--- Task prompt ---
Omit the images, then output each of the records below exactly.

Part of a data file
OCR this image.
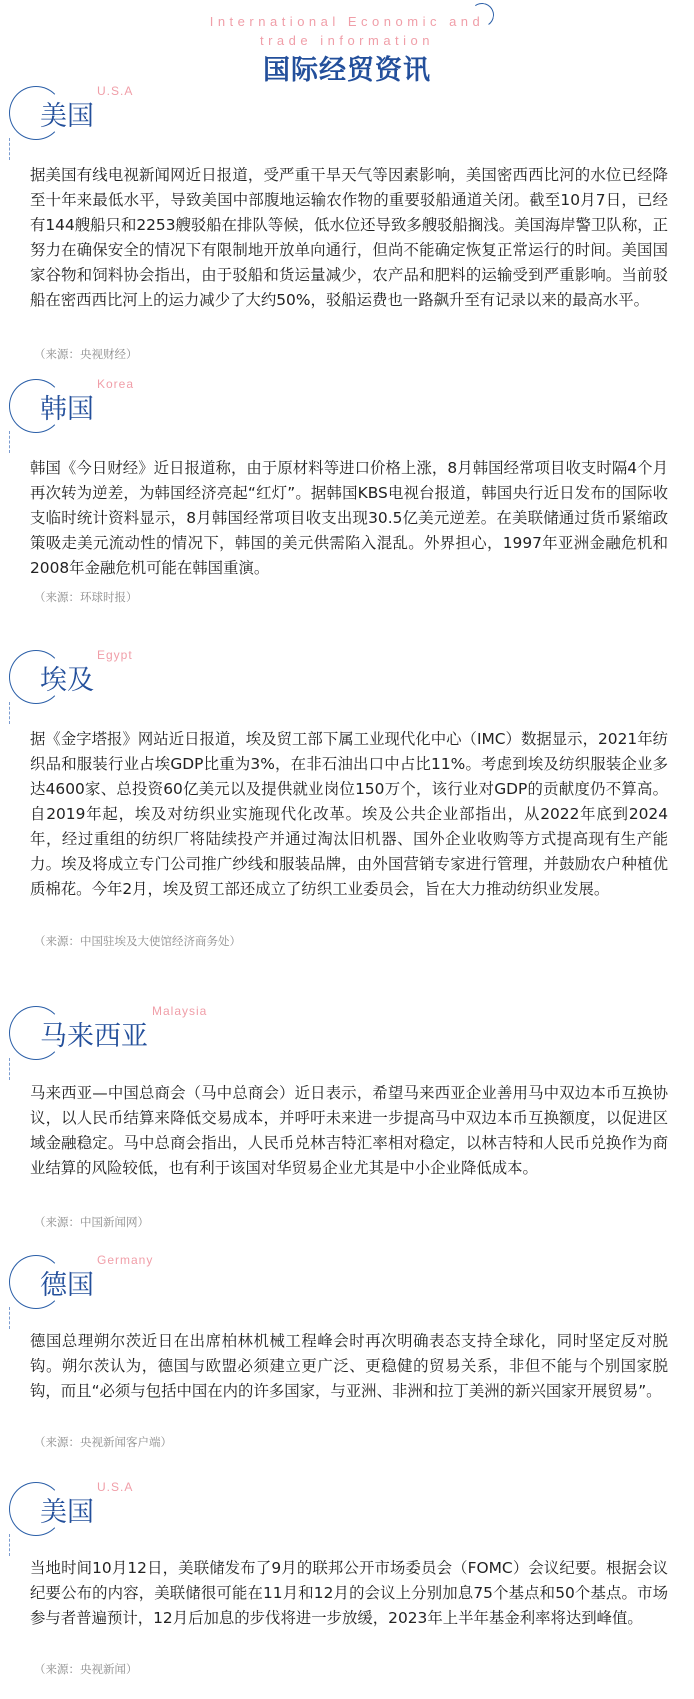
International Economic and
trade information
国际经贸资讯
美国
U.S.A
据美国有线电视新闻网近日报道，受严重干旱天气等因素影响，美国密西西比河的水位已经降至十年来最低水平，导致美国中部腹地运输农作物的重要驳船通道关闭。截至10月7日，已经有144艘船只和2253艘驳船在排队等候，低水位还导致多艘驳船搁浅。美国海岸警卫队称，正努力在确保安全的情况下有限制地开放单向通行，但尚不能确定恢复正常运行的时间。美国国家谷物和饲料协会指出，由于驳船和货运量减少，农产品和肥料的运输受到严重影响。当前驳船在密西西比河上的运力减少了大约50%，驳船运费也一路飙升至有记录以来的最高水平。
（来源：央视财经）
韩国
Korea
韩国《今日财经》近日报道称，由于原材料等进口价格上涨，8月韩国经常项目收支时隔4个月再次转为逆差，为韩国经济亮起“红灯”。据韩国KBS电视台报道，韩国央行近日发布的国际收支临时统计资料显示，8月韩国经常项目收支出现30.5亿美元逆差。在美联储通过货币紧缩政策吸走美元流动性的情况下，韩国的美元供需陷入混乱。外界担心，1997年亚洲金融危机和2008年金融危机可能在韩国重演。
（来源：环球时报）
埃及
Egypt
据《金字塔报》网站近日报道，埃及贸工部下属工业现代化中心（IMC）数据显示，2021年纺织品和服装行业占埃GDP比重为3%，在非石油出口中占比11%。考虑到埃及纺织服装企业多达4600家、总投资60亿美元以及提供就业岗位150万个，该行业对GDP的贡献度仍不算高。自2019年起，埃及对纺织业实施现代化改革。埃及公共企业部指出，从2022年底到2024年，经过重组的纺织厂将陆续投产并通过淘汰旧机器、国外企业收购等方式提高现有生产能力。埃及将成立专门公司推广纱线和服装品牌，由外国营销专家进行管理，并鼓励农户种植优质棉花。今年2月，埃及贸工部还成立了纺织工业委员会，旨在大力推动纺织业发展。
（来源：中国驻埃及大使馆经济商务处）
马来西亚
Malaysia
马来西亚—中国总商会（马中总商会）近日表示，希望马来西亚企业善用马中双边本币互换协议，以人民币结算来降低交易成本，并呼吁未来进一步提高马中双边本币互换额度，以促进区域金融稳定。马中总商会指出，人民币兑林吉特汇率相对稳定，以林吉特和人民币兑换作为商业结算的风险较低，也有利于该国对华贸易企业尤其是中小企业降低成本。
（来源：中国新闻网）
德国
Germany
德国总理朔尔茨近日在出席柏林机械工程峰会时再次明确表态支持全球化，同时坚定反对脱钩。朔尔茨认为，德国与欧盟必须建立更广泛、更稳健的贸易关系，非但不能与个别国家脱钩，而且“必须与包括中国在内的许多国家，与亚洲、非洲和拉丁美洲的新兴国家开展贸易”。
（来源：央视新闻客户端）
美国
U.S.A
当地时间10月12日，美联储发布了9月的联邦公开市场委员会（FOMC）会议纪要。根据会议纪要公布的内容，美联储很可能在11月和12月的会议上分别加息75个基点和50个基点。市场参与者普遍预计，12月后加息的步伐将进一步放缓，2023年上半年基金利率将达到峰值。
（来源：央视新闻）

--- Full solution ---
OCR this image.
International Economic and
trade information
国际经贸资讯
美国
U.S.A
据美国有线电视新闻网近日报道，受严重干旱天气等因素影响，美国密西西比河的水位已经降至十年来最低水平，导致美国中部腹地运输农作物的重要驳船通道关闭。截至10月7日，已经有144艘船只和2253艘驳船在排队等候，低水位还导致多艘驳船搁浅。美国海岸警卫队称，正努力在确保安全的情况下有限制地开放单向通行，但尚不能确定恢复正常运行的时间。美国国家谷物和饲料协会指出，由于驳船和货运量减少，农产品和肥料的运输受到严重影响。当前驳船在密西西比河上的运力减少了大约50%，驳船运费也一路飙升至有记录以来的最高水平。
（来源：央视财经）
韩国
Korea
韩国《今日财经》近日报道称，由于原材料等进口价格上涨，8月韩国经常项目收支时隔4个月再次转为逆差，为韩国经济亮起“红灯”。据韩国KBS电视台报道，韩国央行近日发布的国际收支临时统计资料显示，8月韩国经常项目收支出现30.5亿美元逆差。在美联储通过货币紧缩政策吸走美元流动性的情况下，韩国的美元供需陷入混乱。外界担心，1997年亚洲金融危机和2008年金融危机可能在韩国重演。
（来源：环球时报）
埃及
Egypt
据《金字塔报》网站近日报道，埃及贸工部下属工业现代化中心（IMC）数据显示，2021年纺织品和服装行业占埃GDP比重为3%，在非石油出口中占比11%。考虑到埃及纺织服装企业多达4600家、总投资60亿美元以及提供就业岗位150万个，该行业对GDP的贡献度仍不算高。自2019年起，埃及对纺织业实施现代化改革。埃及公共企业部指出，从2022年底到2024年，经过重组的纺织厂将陆续投产并通过淘汰旧机器、国外企业收购等方式提高现有生产能力。埃及将成立专门公司推广纱线和服装品牌，由外国营销专家进行管理，并鼓励农户种植优质棉花。今年2月，埃及贸工部还成立了纺织工业委员会，旨在大力推动纺织业发展。
（来源：中国驻埃及大使馆经济商务处）
马来西亚
Malaysia
马来西亚—中国总商会（马中总商会）近日表示，希望马来西亚企业善用马中双边本币互换协议，以人民币结算来降低交易成本，并呼吁未来进一步提高马中双边本币互换额度，以促进区域金融稳定。马中总商会指出，人民币兑林吉特汇率相对稳定，以林吉特和人民币兑换作为商业结算的风险较低，也有利于该国对华贸易企业尤其是中小企业降低成本。
（来源：中国新闻网）
德国
Germany
德国总理朔尔茨近日在出席柏林机械工程峰会时再次明确表态支持全球化，同时坚定反对脱钩。朔尔茨认为，德国与欧盟必须建立更广泛、更稳健的贸易关系，非但不能与个别国家脱钩，而且“必须与包括中国在内的许多国家，与亚洲、非洲和拉丁美洲的新兴国家开展贸易”。
（来源：央视新闻客户端）
美国
U.S.A
当地时间10月12日，美联储发布了9月的联邦公开市场委员会（FOMC）会议纪要。根据会议纪要公布的内容，美联储很可能在11月和12月的会议上分别加息75个基点和50个基点。市场参与者普遍预计，12月后加息的步伐将进一步放缓，2023年上半年基金利率将达到峰值。
（来源：央视新闻）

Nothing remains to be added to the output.